Copy every entry exactly.

[Data entries]
— begin —

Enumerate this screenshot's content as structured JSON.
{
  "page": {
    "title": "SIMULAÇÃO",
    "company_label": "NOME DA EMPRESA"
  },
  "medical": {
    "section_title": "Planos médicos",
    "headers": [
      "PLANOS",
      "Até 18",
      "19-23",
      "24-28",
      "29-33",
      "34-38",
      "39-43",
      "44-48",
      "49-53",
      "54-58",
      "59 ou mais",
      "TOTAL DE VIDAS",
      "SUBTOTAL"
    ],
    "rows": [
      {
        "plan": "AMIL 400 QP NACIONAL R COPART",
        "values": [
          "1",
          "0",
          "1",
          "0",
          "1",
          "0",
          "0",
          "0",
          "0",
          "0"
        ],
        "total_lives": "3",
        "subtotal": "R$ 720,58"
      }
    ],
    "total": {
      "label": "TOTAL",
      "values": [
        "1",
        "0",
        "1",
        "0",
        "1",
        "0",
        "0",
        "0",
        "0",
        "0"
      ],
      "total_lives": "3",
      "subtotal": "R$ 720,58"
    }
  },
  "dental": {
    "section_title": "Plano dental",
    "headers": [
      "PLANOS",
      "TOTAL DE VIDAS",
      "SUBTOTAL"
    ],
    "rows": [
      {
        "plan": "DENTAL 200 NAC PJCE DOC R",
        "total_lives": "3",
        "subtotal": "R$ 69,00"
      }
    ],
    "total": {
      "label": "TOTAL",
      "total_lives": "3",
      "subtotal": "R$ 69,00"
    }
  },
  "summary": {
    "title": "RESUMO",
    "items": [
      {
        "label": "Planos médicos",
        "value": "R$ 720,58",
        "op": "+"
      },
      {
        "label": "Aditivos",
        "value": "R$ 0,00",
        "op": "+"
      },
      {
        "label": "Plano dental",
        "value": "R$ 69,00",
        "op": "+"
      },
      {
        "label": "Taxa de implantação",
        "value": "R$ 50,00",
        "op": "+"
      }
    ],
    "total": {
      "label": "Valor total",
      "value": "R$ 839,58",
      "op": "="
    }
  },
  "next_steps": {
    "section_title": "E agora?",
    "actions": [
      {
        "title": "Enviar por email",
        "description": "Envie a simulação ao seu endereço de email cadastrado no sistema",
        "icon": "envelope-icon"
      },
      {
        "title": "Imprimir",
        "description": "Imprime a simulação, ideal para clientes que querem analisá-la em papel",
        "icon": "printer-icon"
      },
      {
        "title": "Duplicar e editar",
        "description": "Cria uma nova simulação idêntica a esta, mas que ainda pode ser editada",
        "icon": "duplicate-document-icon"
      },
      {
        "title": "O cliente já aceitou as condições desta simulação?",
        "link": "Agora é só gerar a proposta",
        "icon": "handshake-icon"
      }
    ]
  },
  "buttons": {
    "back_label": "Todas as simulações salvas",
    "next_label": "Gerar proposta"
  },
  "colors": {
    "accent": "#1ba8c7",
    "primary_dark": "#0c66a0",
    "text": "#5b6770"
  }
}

— end —

OUTPUT:
Enumerate this screenshot's content as structured JSON.
{
  "page": {
    "title": "SIMULAÇÃO",
    "company_label": "NOME DA EMPRESA"
  },
  "medical": {
    "section_title": "Planos médicos",
    "headers": [
      "PLANOS",
      "Até 18",
      "19-23",
      "24-28",
      "29-33",
      "34-38",
      "39-43",
      "44-48",
      "49-53",
      "54-58",
      "59 ou mais",
      "TOTAL DE VIDAS",
      "SUBTOTAL"
    ],
    "rows": [
      {
        "plan": "AMIL 400 QP NACIONAL R COPART",
        "values": [
          "1",
          "0",
          "1",
          "0",
          "1",
          "0",
          "0",
          "0",
          "0",
          "0"
        ],
        "total_lives": "3",
        "subtotal": "R$ 720,58"
      }
    ],
    "total": {
      "label": "TOTAL",
      "values": [
        "1",
        "0",
        "1",
        "0",
        "1",
        "0",
        "0",
        "0",
        "0",
        "0"
      ],
      "total_lives": "3",
      "subtotal": "R$ 720,58"
    }
  },
  "dental": {
    "section_title": "Plano dental",
    "headers": [
      "PLANOS",
      "TOTAL DE VIDAS",
      "SUBTOTAL"
    ],
    "rows": [
      {
        "plan": "DENTAL 200 NAC PJCE DOC R",
        "total_lives": "3",
        "subtotal": "R$ 69,00"
      }
    ],
    "total": {
      "label": "TOTAL",
      "total_lives": "3",
      "subtotal": "R$ 69,00"
    }
  },
  "summary": {
    "title": "RESUMO",
    "items": [
      {
        "label": "Planos médicos",
        "value": "R$ 720,58",
        "op": "+"
      },
      {
        "label": "Aditivos",
        "value": "R$ 0,00",
        "op": "+"
      },
      {
        "label": "Plano dental",
        "value": "R$ 69,00",
        "op": "+"
      },
      {
        "label": "Taxa de implantação",
        "value": "R$ 50,00",
        "op": "+"
      }
    ],
    "total": {
      "label": "Valor total",
      "value": "R$ 839,58",
      "op": "="
    }
  },
  "next_steps": {
    "section_title": "E agora?",
    "actions": [
      {
        "title": "Enviar por email",
        "description": "Envie a simulação ao seu endereço de email cadastrado no sistema",
        "icon": "envelope-icon"
      },
      {
        "title": "Imprimir",
        "description": "Imprime a simulação, ideal para clientes que querem analisá-la em papel",
        "icon": "printer-icon"
      },
      {
        "title": "Duplicar e editar",
        "description": "Cria uma nova simulação idêntica a esta, mas que ainda pode ser editada",
        "icon": "duplicate-document-icon"
      },
      {
        "title": "O cliente já aceitou as condições desta simulação?",
        "link": "Agora é só gerar a proposta",
        "icon": "handshake-icon"
      }
    ]
  },
  "buttons": {
    "back_label": "Todas as simulações salvas",
    "next_label": "Gerar proposta"
  },
  "colors": {
    "accent": "#1ba8c7",
    "primary_dark": "#0c66a0",
    "text": "#5b6770"
  }
}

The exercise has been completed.